• [SET TASK] Find each line containing the string "back". Copy it.

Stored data
-=-=-

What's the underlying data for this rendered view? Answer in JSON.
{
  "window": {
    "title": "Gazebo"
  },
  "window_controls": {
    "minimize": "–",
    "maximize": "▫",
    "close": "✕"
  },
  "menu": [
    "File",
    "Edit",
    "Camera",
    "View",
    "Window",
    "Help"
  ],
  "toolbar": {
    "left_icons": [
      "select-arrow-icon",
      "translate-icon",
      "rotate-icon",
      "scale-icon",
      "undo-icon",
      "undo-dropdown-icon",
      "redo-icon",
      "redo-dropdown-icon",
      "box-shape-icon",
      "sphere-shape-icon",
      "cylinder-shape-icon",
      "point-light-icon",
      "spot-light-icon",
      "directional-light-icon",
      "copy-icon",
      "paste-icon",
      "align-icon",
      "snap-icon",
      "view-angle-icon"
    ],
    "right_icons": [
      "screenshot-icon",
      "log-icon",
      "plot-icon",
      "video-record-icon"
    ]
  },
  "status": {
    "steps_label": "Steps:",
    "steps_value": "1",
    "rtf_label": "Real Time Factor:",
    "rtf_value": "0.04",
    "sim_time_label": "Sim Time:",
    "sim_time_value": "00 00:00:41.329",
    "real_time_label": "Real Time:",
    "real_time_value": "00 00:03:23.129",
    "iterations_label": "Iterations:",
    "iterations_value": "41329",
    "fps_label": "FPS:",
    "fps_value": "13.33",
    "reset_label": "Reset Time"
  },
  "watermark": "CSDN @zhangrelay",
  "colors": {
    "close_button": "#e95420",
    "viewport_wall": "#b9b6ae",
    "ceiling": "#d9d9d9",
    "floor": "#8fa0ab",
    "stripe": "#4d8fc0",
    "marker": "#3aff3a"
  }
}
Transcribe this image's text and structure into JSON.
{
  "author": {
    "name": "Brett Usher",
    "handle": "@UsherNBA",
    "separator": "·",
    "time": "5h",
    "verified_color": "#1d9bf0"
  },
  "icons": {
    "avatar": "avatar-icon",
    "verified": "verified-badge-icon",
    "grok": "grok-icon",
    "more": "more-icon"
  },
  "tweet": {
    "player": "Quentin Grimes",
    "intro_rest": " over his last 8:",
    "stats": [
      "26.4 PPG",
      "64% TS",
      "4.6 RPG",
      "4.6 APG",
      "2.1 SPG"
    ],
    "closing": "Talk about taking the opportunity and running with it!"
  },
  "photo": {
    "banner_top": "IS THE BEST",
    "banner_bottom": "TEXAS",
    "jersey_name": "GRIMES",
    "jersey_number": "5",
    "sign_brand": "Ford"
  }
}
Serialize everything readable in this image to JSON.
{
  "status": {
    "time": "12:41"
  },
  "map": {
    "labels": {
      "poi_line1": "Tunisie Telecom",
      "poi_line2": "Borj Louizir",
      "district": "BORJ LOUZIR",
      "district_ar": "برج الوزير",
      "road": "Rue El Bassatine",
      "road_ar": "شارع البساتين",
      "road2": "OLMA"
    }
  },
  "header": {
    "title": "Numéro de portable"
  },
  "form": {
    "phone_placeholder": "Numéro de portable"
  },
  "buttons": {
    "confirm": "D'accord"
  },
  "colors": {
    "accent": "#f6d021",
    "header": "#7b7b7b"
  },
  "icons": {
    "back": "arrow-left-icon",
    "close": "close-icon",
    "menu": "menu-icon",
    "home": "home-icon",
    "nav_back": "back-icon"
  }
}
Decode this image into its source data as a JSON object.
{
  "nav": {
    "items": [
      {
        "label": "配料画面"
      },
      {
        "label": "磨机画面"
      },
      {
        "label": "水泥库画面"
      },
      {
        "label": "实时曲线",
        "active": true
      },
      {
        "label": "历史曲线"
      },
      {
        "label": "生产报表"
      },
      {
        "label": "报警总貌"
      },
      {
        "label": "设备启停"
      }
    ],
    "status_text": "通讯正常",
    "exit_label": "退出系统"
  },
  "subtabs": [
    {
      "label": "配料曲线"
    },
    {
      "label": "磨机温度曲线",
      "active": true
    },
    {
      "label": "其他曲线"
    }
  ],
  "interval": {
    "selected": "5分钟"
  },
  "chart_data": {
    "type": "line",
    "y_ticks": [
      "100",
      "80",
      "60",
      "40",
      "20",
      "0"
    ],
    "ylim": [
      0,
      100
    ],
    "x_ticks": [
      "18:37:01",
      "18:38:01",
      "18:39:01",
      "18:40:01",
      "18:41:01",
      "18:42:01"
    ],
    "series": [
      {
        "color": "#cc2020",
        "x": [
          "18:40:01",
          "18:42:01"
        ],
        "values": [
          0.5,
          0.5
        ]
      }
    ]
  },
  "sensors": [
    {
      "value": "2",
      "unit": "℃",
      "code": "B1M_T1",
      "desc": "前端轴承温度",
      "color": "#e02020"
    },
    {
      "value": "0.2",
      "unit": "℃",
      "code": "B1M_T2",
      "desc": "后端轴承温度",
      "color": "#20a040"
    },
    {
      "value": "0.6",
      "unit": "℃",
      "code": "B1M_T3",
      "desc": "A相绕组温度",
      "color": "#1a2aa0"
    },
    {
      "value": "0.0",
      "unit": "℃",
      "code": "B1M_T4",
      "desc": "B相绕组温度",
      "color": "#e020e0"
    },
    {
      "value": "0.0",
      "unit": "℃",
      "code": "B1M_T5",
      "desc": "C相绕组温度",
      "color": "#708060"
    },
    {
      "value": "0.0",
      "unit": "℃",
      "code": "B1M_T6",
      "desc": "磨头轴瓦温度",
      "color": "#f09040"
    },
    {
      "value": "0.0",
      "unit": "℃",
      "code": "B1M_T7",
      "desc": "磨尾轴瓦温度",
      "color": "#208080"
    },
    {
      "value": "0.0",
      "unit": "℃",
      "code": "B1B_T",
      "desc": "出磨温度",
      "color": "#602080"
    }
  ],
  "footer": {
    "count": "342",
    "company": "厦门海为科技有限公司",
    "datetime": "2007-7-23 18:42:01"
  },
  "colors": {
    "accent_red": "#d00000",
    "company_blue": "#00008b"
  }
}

-=-=-

• [SOLUTION FOR THIS TASK]
    "back": "arrow-left-icon",
    "nav_back": "back-icon"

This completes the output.